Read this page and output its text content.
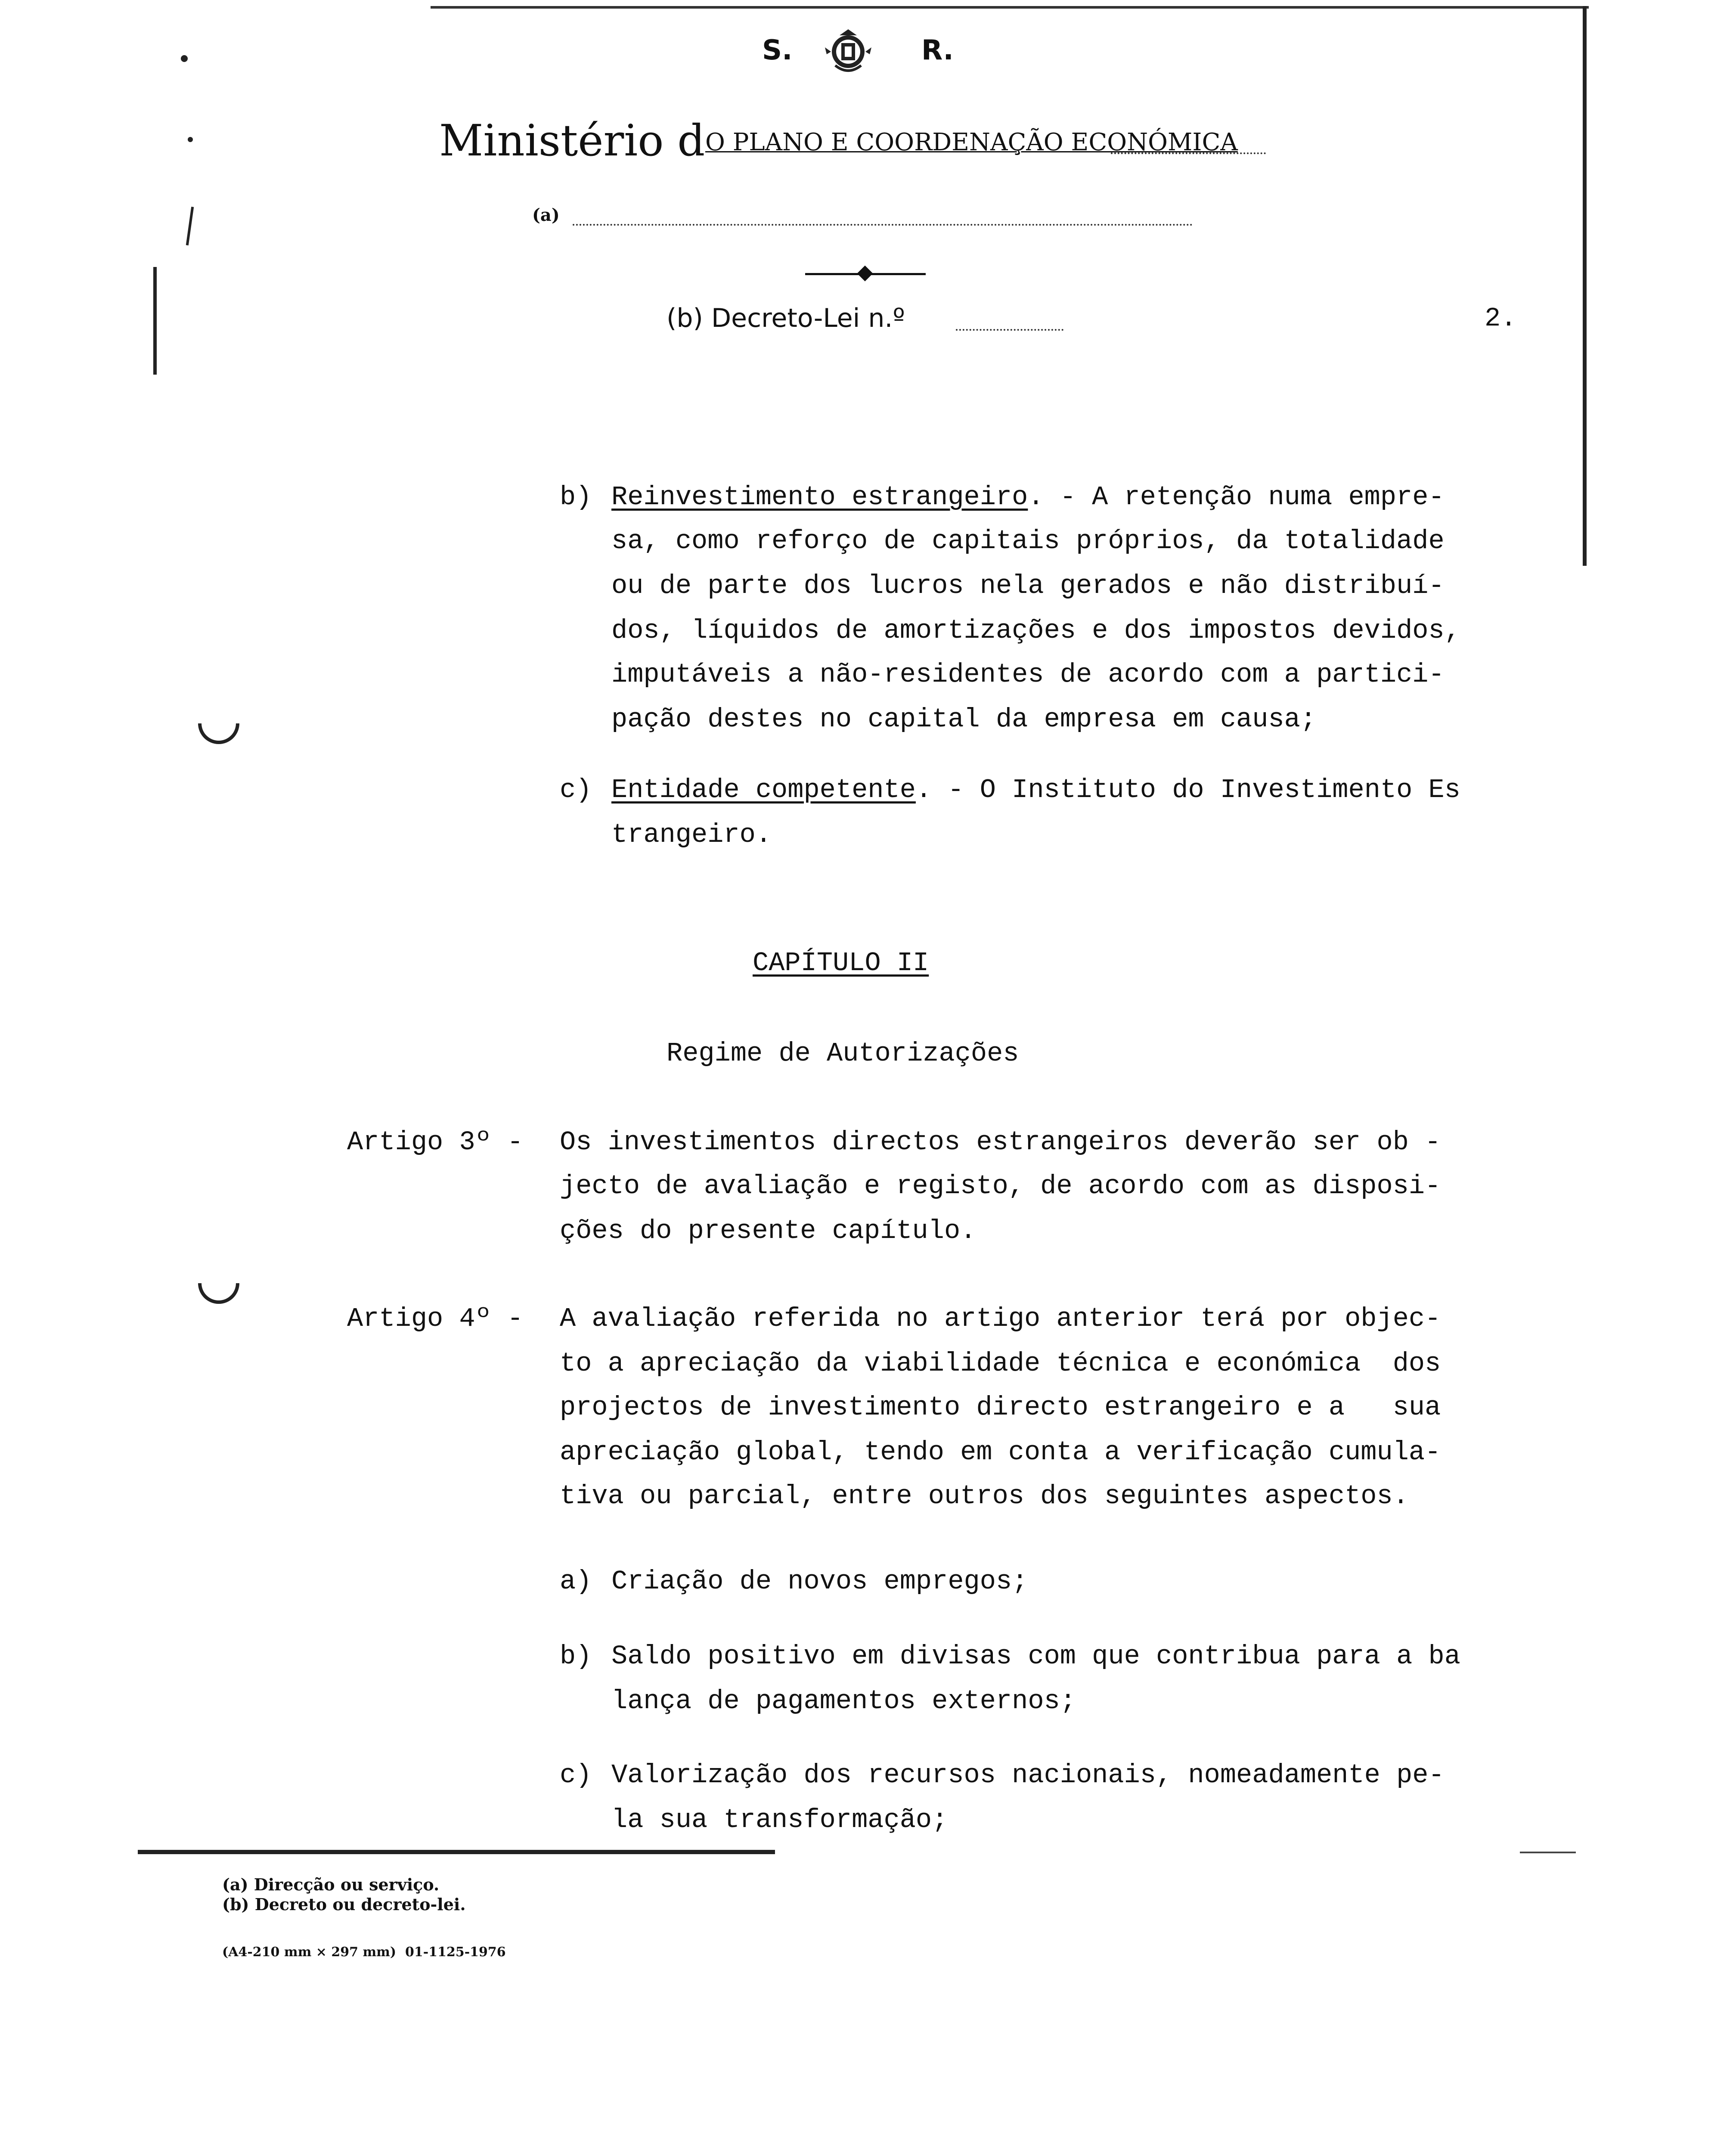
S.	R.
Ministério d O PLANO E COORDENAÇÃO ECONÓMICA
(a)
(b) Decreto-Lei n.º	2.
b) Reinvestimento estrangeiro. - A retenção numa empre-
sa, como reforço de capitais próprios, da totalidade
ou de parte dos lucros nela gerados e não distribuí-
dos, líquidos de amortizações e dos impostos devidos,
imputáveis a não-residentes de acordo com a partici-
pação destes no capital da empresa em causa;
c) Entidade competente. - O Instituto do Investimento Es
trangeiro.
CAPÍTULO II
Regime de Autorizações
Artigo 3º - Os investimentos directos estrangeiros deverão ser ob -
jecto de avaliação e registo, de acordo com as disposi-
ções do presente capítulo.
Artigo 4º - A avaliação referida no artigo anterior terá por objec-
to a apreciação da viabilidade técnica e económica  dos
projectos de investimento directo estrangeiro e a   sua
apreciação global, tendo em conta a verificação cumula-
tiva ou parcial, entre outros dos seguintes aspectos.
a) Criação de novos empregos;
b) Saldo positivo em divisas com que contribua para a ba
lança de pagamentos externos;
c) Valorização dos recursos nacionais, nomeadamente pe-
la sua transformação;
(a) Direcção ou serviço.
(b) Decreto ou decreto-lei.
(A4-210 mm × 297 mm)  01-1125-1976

> [Written request] Omit every image. Quote each record exactly.

> [Complete answer]
Read this page and output its text content.
S.	R.
Ministério d O PLANO E COORDENAÇÃO ECONÓMICA
(a)
(b) Decreto-Lei n.º	2.
b) Reinvestimento estrangeiro. - A retenção numa empre-
sa, como reforço de capitais próprios, da totalidade
ou de parte dos lucros nela gerados e não distribuí-
dos, líquidos de amortizações e dos impostos devidos,
imputáveis a não-residentes de acordo com a partici-
pação destes no capital da empresa em causa;
c) Entidade competente. - O Instituto do Investimento Es
trangeiro.
CAPÍTULO II
Regime de Autorizações
Artigo 3º - Os investimentos directos estrangeiros deverão ser ob -
jecto de avaliação e registo, de acordo com as disposi-
ções do presente capítulo.
Artigo 4º - A avaliação referida no artigo anterior terá por objec-
to a apreciação da viabilidade técnica e económica  dos
projectos de investimento directo estrangeiro e a   sua
apreciação global, tendo em conta a verificação cumula-
tiva ou parcial, entre outros dos seguintes aspectos.
a) Criação de novos empregos;
b) Saldo positivo em divisas com que contribua para a ba
lança de pagamentos externos;
c) Valorização dos recursos nacionais, nomeadamente pe-
la sua transformação;
(a) Direcção ou serviço.
(b) Decreto ou decreto-lei.
(A4-210 mm × 297 mm)  01-1125-1976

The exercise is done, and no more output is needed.